### Directions for this task:
Copy out every line exactly as given.

### Dataset extract:

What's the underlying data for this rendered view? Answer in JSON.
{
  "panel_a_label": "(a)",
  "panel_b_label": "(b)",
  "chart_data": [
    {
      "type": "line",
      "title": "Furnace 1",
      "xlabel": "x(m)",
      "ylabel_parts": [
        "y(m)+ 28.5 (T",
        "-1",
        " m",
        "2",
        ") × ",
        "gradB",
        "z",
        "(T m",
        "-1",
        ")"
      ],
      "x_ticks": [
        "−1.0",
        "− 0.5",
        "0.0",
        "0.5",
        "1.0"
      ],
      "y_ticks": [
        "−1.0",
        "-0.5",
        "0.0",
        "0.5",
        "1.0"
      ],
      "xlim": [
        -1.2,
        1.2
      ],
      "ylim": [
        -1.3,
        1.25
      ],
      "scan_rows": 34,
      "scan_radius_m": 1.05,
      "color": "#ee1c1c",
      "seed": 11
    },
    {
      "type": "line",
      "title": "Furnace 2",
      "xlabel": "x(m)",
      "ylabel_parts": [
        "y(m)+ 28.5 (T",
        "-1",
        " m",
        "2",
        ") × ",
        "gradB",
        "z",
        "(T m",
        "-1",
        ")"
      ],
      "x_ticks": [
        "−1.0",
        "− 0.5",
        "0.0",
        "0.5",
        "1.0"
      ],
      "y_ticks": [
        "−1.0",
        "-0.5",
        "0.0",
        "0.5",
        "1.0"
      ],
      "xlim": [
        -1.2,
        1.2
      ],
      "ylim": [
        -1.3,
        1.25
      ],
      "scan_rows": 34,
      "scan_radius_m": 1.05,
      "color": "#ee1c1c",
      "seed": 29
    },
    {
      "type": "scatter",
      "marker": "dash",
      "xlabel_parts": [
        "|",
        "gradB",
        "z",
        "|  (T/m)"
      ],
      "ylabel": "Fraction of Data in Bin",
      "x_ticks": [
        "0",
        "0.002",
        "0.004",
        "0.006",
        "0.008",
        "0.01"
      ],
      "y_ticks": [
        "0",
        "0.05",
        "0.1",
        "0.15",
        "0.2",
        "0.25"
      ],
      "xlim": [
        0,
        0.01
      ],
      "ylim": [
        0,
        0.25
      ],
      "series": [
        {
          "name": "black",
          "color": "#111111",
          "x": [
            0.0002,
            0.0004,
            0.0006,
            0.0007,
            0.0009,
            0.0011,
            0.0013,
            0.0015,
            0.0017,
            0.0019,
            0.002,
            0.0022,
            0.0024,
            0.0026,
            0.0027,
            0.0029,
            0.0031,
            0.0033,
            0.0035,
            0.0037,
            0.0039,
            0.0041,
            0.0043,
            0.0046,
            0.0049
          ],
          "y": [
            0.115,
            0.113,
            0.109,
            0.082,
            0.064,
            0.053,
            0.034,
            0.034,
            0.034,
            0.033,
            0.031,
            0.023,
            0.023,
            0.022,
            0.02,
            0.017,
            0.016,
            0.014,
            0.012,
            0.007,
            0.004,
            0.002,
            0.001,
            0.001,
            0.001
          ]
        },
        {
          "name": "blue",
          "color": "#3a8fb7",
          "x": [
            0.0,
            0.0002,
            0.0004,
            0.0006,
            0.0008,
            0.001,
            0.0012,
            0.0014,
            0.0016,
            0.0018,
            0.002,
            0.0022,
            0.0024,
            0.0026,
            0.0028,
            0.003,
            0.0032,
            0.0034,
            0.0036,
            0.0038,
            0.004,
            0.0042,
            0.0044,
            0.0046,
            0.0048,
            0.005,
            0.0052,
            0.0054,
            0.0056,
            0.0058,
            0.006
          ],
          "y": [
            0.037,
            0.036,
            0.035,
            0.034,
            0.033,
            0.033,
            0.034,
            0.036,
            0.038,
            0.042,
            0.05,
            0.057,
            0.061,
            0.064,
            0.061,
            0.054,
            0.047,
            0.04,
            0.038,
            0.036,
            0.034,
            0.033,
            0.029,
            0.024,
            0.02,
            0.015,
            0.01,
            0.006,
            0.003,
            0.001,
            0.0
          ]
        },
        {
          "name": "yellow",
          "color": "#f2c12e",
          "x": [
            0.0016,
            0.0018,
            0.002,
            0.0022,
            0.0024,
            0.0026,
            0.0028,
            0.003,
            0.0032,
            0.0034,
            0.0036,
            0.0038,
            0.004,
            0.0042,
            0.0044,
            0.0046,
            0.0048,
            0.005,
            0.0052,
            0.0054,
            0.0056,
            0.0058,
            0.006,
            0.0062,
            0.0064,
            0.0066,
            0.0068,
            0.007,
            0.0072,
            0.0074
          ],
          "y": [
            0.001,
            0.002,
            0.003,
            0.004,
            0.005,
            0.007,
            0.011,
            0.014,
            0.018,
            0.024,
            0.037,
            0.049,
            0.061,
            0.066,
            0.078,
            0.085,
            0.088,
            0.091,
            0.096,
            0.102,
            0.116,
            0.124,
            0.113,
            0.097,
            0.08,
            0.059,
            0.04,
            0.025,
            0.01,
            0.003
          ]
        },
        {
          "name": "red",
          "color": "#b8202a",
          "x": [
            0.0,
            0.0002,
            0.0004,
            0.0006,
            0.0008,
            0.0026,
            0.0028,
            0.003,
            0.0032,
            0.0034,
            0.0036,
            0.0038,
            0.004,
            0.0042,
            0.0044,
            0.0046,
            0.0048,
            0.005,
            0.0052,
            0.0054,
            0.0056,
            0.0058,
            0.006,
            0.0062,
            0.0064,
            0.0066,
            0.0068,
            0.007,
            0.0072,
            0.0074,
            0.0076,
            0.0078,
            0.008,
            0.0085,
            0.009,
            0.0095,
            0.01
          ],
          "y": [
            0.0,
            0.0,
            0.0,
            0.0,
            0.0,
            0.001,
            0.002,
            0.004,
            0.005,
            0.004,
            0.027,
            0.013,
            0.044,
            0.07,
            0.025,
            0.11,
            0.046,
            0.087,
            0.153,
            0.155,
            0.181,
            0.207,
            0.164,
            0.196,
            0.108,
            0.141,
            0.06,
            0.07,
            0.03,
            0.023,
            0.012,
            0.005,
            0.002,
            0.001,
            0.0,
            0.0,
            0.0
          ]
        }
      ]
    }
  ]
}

### The result:
What's the underlying data for this rendered view? Answer in JSON.
{
  "panel_a_label": "(a)",
  "panel_b_label": "(b)",
  "chart_data": [
    {
      "type": "line",
      "title": "Furnace 1",
      "xlabel": "x(m)",
      "ylabel_parts": [
        "y(m)+ 28.5 (T",
        "-1",
        " m",
        "2",
        ") × ",
        "gradB",
        "z",
        "(T m",
        "-1",
        ")"
      ],
      "x_ticks": [
        "−1.0",
        "− 0.5",
        "0.0",
        "0.5",
        "1.0"
      ],
      "y_ticks": [
        "−1.0",
        "-0.5",
        "0.0",
        "0.5",
        "1.0"
      ],
      "xlim": [
        -1.2,
        1.2
      ],
      "ylim": [
        -1.3,
        1.25
      ],
      "scan_rows": 34,
      "scan_radius_m": 1.05,
      "color": "#ee1c1c",
      "seed": 11
    },
    {
      "type": "line",
      "title": "Furnace 2",
      "xlabel": "x(m)",
      "ylabel_parts": [
        "y(m)+ 28.5 (T",
        "-1",
        " m",
        "2",
        ") × ",
        "gradB",
        "z",
        "(T m",
        "-1",
        ")"
      ],
      "x_ticks": [
        "−1.0",
        "− 0.5",
        "0.0",
        "0.5",
        "1.0"
      ],
      "y_ticks": [
        "−1.0",
        "-0.5",
        "0.0",
        "0.5",
        "1.0"
      ],
      "xlim": [
        -1.2,
        1.2
      ],
      "ylim": [
        -1.3,
        1.25
      ],
      "scan_rows": 34,
      "scan_radius_m": 1.05,
      "color": "#ee1c1c",
      "seed": 29
    },
    {
      "type": "scatter",
      "marker": "dash",
      "xlabel_parts": [
        "|",
        "gradB",
        "z",
        "|  (T/m)"
      ],
      "ylabel": "Fraction of Data in Bin",
      "x_ticks": [
        "0",
        "0.002",
        "0.004",
        "0.006",
        "0.008",
        "0.01"
      ],
      "y_ticks": [
        "0",
        "0.05",
        "0.1",
        "0.15",
        "0.2",
        "0.25"
      ],
      "xlim": [
        0,
        0.01
      ],
      "ylim": [
        0,
        0.25
      ],
      "series": [
        {
          "name": "black",
          "color": "#111111",
          "x": [
            0.0002,
            0.0004,
            0.0006,
            0.0007,
            0.0009,
            0.0011,
            0.0013,
            0.0015,
            0.0017,
            0.0019,
            0.002,
            0.0022,
            0.0024,
            0.0026,
            0.0027,
            0.0029,
            0.0031,
            0.0033,
            0.0035,
            0.0037,
            0.0039,
            0.0041,
            0.0043,
            0.0046,
            0.0049
          ],
          "y": [
            0.115,
            0.113,
            0.109,
            0.082,
            0.064,
            0.053,
            0.034,
            0.034,
            0.034,
            0.033,
            0.031,
            0.023,
            0.023,
            0.022,
            0.02,
            0.017,
            0.016,
            0.014,
            0.012,
            0.007,
            0.004,
            0.002,
            0.001,
            0.001,
            0.001
          ]
        },
        {
          "name": "blue",
          "color": "#3a8fb7",
          "x": [
            0.0,
            0.0002,
            0.0004,
            0.0006,
            0.0008,
            0.001,
            0.0012,
            0.0014,
            0.0016,
            0.0018,
            0.002,
            0.0022,
            0.0024,
            0.0026,
            0.0028,
            0.003,
            0.0032,
            0.0034,
            0.0036,
            0.0038,
            0.004,
            0.0042,
            0.0044,
            0.0046,
            0.0048,
            0.005,
            0.0052,
            0.0054,
            0.0056,
            0.0058,
            0.006
          ],
          "y": [
            0.037,
            0.036,
            0.035,
            0.034,
            0.033,
            0.033,
            0.034,
            0.036,
            0.038,
            0.042,
            0.05,
            0.057,
            0.061,
            0.064,
            0.061,
            0.054,
            0.047,
            0.04,
            0.038,
            0.036,
            0.034,
            0.033,
            0.029,
            0.024,
            0.02,
            0.015,
            0.01,
            0.006,
            0.003,
            0.001,
            0.0
          ]
        },
        {
          "name": "yellow",
          "color": "#f2c12e",
          "x": [
            0.0016,
            0.0018,
            0.002,
            0.0022,
            0.0024,
            0.0026,
            0.0028,
            0.003,
            0.0032,
            0.0034,
            0.0036,
            0.0038,
            0.004,
            0.0042,
            0.0044,
            0.0046,
            0.0048,
            0.005,
            0.0052,
            0.0054,
            0.0056,
            0.0058,
            0.006,
            0.0062,
            0.0064,
            0.0066,
            0.0068,
            0.007,
            0.0072,
            0.0074
          ],
          "y": [
            0.001,
            0.002,
            0.003,
            0.004,
            0.005,
            0.007,
            0.011,
            0.014,
            0.018,
            0.024,
            0.037,
            0.049,
            0.061,
            0.066,
            0.078,
            0.085,
            0.088,
            0.091,
            0.096,
            0.102,
            0.116,
            0.124,
            0.113,
            0.097,
            0.08,
            0.059,
            0.04,
            0.025,
            0.01,
            0.003
          ]
        },
        {
          "name": "red",
          "color": "#b8202a",
          "x": [
            0.0,
            0.0002,
            0.0004,
            0.0006,
            0.0008,
            0.0026,
            0.0028,
            0.003,
            0.0032,
            0.0034,
            0.0036,
            0.0038,
            0.004,
            0.0042,
            0.0044,
            0.0046,
            0.0048,
            0.005,
            0.0052,
            0.0054,
            0.0056,
            0.0058,
            0.006,
            0.0062,
            0.0064,
            0.0066,
            0.0068,
            0.007,
            0.0072,
            0.0074,
            0.0076,
            0.0078,
            0.008,
            0.0085,
            0.009,
            0.0095,
            0.01
          ],
          "y": [
            0.0,
            0.0,
            0.0,
            0.0,
            0.0,
            0.001,
            0.002,
            0.004,
            0.005,
            0.004,
            0.027,
            0.013,
            0.044,
            0.07,
            0.025,
            0.11,
            0.046,
            0.087,
            0.153,
            0.155,
            0.181,
            0.207,
            0.164,
            0.196,
            0.108,
            0.141,
            0.06,
            0.07,
            0.03,
            0.023,
            0.012,
            0.005,
            0.002,
            0.001,
            0.0,
            0.0,
            0.0
          ]
        }
      ]
    }
  ]
}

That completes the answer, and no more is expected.